What needs to be done: Pick out each line of the records in which the word "ylabel" appears.
╭─ Record set
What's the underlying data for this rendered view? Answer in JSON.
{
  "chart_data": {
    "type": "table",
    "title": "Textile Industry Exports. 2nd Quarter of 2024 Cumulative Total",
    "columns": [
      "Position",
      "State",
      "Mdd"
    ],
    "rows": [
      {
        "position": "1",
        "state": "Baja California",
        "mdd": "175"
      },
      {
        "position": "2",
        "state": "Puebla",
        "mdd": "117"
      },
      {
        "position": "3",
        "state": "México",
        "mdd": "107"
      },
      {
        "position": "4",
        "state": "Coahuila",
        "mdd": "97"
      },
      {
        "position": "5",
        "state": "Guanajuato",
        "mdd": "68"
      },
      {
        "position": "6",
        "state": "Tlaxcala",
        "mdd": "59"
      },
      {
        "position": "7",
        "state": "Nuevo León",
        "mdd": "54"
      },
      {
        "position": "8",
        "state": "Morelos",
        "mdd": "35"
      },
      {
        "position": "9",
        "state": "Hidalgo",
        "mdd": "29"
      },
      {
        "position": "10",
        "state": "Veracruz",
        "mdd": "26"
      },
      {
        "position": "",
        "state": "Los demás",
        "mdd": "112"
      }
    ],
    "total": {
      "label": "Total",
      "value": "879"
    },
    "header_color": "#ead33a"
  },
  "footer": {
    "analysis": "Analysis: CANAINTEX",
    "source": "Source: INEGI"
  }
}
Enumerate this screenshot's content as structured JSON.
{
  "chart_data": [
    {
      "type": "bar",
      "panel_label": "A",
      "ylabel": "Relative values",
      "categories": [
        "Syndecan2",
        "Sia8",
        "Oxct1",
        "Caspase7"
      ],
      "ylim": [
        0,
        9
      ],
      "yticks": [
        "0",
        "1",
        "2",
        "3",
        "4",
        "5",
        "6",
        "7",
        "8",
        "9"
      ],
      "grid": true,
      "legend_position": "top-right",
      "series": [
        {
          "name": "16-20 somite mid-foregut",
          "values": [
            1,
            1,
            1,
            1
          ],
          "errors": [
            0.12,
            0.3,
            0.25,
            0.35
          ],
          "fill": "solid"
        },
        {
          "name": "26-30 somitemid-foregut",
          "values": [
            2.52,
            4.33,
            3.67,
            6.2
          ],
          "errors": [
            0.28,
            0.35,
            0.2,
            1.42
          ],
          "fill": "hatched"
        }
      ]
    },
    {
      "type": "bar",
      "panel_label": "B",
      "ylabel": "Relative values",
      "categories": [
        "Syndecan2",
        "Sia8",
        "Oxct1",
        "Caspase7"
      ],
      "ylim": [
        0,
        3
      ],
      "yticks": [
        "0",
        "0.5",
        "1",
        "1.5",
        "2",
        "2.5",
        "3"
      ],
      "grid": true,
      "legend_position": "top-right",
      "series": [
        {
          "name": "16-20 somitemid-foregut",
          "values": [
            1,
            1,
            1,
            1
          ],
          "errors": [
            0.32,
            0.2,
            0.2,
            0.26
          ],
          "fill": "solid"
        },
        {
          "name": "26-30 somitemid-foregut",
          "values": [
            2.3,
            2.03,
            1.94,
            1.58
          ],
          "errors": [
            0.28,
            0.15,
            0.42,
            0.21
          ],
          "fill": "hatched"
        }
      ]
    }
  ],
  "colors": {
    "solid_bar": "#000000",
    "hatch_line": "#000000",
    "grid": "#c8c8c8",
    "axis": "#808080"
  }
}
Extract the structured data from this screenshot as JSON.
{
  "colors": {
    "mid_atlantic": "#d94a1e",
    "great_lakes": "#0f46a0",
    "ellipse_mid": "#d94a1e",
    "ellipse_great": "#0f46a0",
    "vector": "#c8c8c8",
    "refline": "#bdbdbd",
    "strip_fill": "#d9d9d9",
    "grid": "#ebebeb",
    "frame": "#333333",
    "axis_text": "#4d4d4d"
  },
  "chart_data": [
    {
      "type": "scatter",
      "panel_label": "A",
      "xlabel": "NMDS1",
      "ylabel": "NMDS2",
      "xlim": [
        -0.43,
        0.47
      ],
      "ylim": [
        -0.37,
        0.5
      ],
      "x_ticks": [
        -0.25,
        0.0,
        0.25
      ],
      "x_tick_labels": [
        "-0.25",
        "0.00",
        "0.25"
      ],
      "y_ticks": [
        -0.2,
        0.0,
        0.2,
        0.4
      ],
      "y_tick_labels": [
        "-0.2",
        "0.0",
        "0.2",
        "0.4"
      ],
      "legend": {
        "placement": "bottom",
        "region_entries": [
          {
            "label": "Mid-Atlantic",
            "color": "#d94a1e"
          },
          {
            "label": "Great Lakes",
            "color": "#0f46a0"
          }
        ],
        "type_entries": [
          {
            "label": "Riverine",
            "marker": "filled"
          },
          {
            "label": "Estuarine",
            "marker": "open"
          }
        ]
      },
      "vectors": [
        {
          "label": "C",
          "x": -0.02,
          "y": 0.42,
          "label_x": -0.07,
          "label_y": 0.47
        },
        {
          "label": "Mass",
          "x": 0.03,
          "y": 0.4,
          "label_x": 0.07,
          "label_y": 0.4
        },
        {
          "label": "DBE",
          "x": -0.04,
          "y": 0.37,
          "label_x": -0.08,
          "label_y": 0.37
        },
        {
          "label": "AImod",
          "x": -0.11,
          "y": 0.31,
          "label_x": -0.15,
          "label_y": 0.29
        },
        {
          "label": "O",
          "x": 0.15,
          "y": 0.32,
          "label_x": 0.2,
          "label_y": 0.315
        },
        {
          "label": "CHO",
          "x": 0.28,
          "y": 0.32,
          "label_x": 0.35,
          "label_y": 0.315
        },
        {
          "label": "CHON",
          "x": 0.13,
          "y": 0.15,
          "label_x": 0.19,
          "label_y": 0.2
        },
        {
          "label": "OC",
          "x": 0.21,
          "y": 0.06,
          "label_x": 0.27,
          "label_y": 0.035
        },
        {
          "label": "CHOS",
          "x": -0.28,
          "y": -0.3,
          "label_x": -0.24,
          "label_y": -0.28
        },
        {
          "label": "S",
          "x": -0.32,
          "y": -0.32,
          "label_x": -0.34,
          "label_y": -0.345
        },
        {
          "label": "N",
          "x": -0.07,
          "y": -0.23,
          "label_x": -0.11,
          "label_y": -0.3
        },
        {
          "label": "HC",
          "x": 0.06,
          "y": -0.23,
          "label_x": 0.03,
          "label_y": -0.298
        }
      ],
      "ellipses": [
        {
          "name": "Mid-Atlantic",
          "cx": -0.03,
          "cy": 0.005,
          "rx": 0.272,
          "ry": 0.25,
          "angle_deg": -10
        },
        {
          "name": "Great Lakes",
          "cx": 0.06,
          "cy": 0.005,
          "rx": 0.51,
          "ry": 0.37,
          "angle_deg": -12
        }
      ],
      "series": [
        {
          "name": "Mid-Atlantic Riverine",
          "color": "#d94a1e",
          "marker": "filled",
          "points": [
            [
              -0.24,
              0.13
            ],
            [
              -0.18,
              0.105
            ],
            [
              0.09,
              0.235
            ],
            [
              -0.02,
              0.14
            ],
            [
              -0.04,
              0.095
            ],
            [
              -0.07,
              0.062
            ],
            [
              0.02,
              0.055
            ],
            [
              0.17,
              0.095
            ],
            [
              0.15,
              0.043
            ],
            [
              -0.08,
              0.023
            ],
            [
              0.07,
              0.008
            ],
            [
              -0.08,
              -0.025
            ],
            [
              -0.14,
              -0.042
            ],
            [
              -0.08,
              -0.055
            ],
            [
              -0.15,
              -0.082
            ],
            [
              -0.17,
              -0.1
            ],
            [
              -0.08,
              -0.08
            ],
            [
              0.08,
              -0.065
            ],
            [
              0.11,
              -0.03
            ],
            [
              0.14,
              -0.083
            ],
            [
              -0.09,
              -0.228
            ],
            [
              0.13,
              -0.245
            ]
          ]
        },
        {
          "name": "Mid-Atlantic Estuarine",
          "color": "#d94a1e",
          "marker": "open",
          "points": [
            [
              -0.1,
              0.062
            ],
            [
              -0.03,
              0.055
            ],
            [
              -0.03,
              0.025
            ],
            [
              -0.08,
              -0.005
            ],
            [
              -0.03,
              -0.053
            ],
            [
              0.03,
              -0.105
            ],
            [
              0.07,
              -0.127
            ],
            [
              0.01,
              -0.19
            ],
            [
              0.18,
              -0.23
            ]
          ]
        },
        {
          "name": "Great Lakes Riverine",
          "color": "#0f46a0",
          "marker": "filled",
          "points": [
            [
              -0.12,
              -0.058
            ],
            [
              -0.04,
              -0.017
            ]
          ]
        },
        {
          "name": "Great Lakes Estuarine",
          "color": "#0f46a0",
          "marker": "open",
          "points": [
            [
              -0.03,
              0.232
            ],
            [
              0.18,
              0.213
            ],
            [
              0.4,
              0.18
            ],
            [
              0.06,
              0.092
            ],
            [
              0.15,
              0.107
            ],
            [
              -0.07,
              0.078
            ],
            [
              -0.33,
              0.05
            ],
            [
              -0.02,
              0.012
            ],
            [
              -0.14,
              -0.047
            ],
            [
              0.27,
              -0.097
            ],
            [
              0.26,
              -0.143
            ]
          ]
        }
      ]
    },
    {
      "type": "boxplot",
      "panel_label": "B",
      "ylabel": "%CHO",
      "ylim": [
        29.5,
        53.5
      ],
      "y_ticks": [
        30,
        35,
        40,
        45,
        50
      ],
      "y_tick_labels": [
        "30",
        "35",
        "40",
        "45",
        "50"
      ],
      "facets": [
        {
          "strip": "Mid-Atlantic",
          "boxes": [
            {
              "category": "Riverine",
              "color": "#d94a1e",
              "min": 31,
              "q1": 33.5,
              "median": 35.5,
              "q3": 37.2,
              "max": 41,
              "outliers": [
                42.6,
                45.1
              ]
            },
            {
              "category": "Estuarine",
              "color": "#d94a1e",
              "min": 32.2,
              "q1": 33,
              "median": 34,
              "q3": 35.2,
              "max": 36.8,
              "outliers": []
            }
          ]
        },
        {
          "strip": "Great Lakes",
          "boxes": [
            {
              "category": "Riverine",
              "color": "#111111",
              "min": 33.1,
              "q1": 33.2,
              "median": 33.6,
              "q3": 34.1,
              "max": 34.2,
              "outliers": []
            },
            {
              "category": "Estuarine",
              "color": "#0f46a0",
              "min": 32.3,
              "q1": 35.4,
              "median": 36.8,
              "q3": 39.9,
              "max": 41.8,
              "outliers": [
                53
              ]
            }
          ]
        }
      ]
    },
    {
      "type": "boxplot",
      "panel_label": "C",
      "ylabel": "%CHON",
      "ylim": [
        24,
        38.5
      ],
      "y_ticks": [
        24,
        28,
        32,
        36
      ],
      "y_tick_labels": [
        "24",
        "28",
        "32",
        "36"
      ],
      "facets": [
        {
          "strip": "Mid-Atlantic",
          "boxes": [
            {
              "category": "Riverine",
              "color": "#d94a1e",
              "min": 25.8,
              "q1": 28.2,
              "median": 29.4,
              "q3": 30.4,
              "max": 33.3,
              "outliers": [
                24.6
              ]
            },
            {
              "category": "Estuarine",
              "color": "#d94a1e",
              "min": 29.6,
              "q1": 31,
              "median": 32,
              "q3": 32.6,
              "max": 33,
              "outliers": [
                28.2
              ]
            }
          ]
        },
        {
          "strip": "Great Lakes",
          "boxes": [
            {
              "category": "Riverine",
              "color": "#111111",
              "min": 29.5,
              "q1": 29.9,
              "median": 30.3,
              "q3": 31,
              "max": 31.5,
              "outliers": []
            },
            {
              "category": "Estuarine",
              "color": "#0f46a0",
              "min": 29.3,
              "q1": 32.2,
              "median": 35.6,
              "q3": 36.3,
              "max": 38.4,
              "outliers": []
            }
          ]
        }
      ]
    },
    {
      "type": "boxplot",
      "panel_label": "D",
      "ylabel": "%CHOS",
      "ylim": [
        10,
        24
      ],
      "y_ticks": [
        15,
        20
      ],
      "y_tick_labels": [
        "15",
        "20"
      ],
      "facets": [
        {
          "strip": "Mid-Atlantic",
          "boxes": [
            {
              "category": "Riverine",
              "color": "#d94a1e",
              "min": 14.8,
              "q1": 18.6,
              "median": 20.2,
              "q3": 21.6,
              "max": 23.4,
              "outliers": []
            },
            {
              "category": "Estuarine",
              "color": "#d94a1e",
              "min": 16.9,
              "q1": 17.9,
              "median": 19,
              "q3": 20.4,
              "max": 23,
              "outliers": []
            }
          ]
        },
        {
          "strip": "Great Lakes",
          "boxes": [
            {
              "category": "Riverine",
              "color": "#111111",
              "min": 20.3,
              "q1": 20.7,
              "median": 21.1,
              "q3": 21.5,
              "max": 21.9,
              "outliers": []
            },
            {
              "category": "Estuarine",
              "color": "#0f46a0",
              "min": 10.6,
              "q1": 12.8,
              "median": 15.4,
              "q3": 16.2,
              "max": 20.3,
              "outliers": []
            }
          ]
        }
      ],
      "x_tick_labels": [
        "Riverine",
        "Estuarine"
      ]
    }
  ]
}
╰─
Result:
      "ylabel": "Relative values",
      "ylabel": "Relative values",
      "ylabel": "NMDS2",
      "ylabel": "%CHO",
      "ylabel": "%CHON",
      "ylabel": "%CHOS",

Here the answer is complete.